SUPPLIED RECORDS:
☆ ☆ ☆
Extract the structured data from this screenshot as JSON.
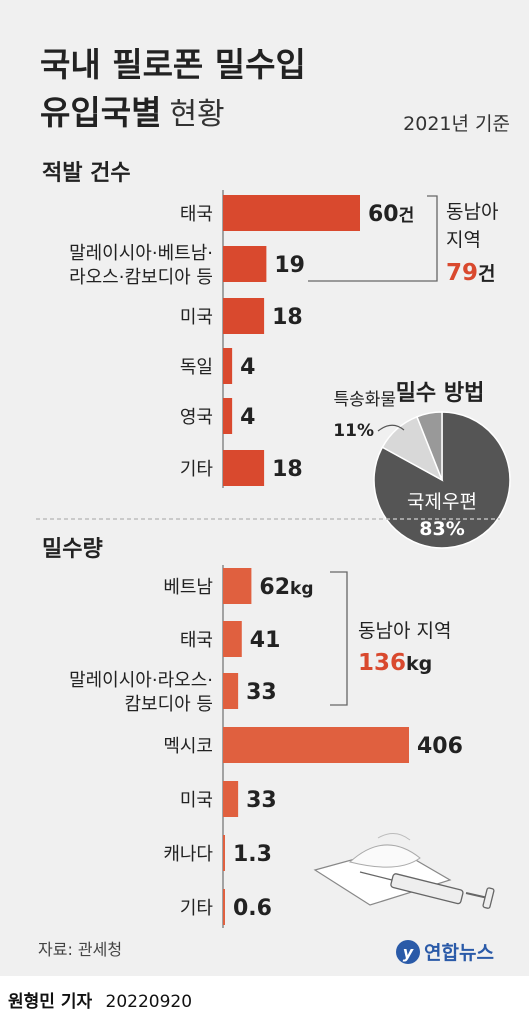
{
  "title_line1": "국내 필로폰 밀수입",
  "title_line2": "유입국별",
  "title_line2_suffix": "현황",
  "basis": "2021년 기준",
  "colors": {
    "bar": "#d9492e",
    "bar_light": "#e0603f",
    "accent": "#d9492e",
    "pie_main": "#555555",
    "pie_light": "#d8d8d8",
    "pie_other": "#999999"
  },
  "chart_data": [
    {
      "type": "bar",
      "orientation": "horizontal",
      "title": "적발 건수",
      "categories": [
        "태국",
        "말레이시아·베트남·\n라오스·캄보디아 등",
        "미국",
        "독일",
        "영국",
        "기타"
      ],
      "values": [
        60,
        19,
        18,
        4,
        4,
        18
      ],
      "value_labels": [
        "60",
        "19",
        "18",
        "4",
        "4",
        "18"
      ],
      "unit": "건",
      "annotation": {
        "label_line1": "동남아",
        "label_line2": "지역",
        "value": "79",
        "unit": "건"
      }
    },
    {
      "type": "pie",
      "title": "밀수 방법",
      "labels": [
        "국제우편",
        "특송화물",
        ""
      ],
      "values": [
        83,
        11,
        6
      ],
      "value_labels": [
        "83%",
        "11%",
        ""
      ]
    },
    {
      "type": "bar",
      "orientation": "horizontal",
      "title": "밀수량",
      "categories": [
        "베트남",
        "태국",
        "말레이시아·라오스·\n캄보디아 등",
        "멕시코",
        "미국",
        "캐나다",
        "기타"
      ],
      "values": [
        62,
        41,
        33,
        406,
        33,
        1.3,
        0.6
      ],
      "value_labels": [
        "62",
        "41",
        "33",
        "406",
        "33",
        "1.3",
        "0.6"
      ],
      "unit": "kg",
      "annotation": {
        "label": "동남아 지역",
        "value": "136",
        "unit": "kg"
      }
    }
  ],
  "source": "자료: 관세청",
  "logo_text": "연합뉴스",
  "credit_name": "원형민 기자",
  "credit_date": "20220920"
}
☆ ☆ ☆
WORK REQUIRED:
Make an exact copy of every entry above, minus the images.

FINISHED ANSWER:
Extract the structured data from this screenshot as JSON.
{
  "title_line1": "국내 필로폰 밀수입",
  "title_line2": "유입국별",
  "title_line2_suffix": "현황",
  "basis": "2021년 기준",
  "colors": {
    "bar": "#d9492e",
    "bar_light": "#e0603f",
    "accent": "#d9492e",
    "pie_main": "#555555",
    "pie_light": "#d8d8d8",
    "pie_other": "#999999"
  },
  "chart_data": [
    {
      "type": "bar",
      "orientation": "horizontal",
      "title": "적발 건수",
      "categories": [
        "태국",
        "말레이시아·베트남·\n라오스·캄보디아 등",
        "미국",
        "독일",
        "영국",
        "기타"
      ],
      "values": [
        60,
        19,
        18,
        4,
        4,
        18
      ],
      "value_labels": [
        "60",
        "19",
        "18",
        "4",
        "4",
        "18"
      ],
      "unit": "건",
      "annotation": {
        "label_line1": "동남아",
        "label_line2": "지역",
        "value": "79",
        "unit": "건"
      }
    },
    {
      "type": "pie",
      "title": "밀수 방법",
      "labels": [
        "국제우편",
        "특송화물",
        ""
      ],
      "values": [
        83,
        11,
        6
      ],
      "value_labels": [
        "83%",
        "11%",
        ""
      ]
    },
    {
      "type": "bar",
      "orientation": "horizontal",
      "title": "밀수량",
      "categories": [
        "베트남",
        "태국",
        "말레이시아·라오스·\n캄보디아 등",
        "멕시코",
        "미국",
        "캐나다",
        "기타"
      ],
      "values": [
        62,
        41,
        33,
        406,
        33,
        1.3,
        0.6
      ],
      "value_labels": [
        "62",
        "41",
        "33",
        "406",
        "33",
        "1.3",
        "0.6"
      ],
      "unit": "kg",
      "annotation": {
        "label": "동남아 지역",
        "value": "136",
        "unit": "kg"
      }
    }
  ],
  "source": "자료: 관세청",
  "logo_text": "연합뉴스",
  "credit_name": "원형민 기자",
  "credit_date": "20220920"
}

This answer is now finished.